## YOUR INSTRUCTIONS
Among the records that follow, count the lines with the string "même"; report only that count.

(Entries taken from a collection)
============

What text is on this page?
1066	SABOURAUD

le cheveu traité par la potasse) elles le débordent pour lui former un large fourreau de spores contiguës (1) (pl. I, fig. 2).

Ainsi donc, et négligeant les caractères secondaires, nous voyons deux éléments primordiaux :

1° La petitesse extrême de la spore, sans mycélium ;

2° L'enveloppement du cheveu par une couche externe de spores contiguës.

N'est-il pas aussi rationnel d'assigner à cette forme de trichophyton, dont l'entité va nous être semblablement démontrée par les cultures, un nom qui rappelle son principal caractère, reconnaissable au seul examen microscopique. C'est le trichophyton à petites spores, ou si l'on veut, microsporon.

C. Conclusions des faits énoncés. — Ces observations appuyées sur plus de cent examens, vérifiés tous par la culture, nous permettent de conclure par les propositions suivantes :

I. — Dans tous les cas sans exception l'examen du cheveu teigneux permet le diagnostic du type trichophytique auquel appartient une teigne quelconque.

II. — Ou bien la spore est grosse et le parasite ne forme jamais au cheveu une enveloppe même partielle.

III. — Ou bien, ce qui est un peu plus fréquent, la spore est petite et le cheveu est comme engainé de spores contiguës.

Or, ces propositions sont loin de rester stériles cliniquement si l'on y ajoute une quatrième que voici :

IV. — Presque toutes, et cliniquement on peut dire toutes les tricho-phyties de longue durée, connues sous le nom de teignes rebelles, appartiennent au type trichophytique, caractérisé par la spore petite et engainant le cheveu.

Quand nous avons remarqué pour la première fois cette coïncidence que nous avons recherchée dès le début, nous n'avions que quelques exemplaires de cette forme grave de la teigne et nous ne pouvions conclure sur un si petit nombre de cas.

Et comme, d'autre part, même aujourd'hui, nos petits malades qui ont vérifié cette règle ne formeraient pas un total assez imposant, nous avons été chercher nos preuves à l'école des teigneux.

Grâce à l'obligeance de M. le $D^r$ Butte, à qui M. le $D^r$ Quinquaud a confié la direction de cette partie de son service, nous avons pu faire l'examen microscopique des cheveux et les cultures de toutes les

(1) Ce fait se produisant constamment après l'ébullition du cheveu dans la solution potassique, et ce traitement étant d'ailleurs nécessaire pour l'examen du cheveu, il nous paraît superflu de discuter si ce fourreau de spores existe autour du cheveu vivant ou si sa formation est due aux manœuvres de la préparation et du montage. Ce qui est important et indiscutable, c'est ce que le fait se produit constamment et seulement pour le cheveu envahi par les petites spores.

============

## WRITTEN RESPONSE
2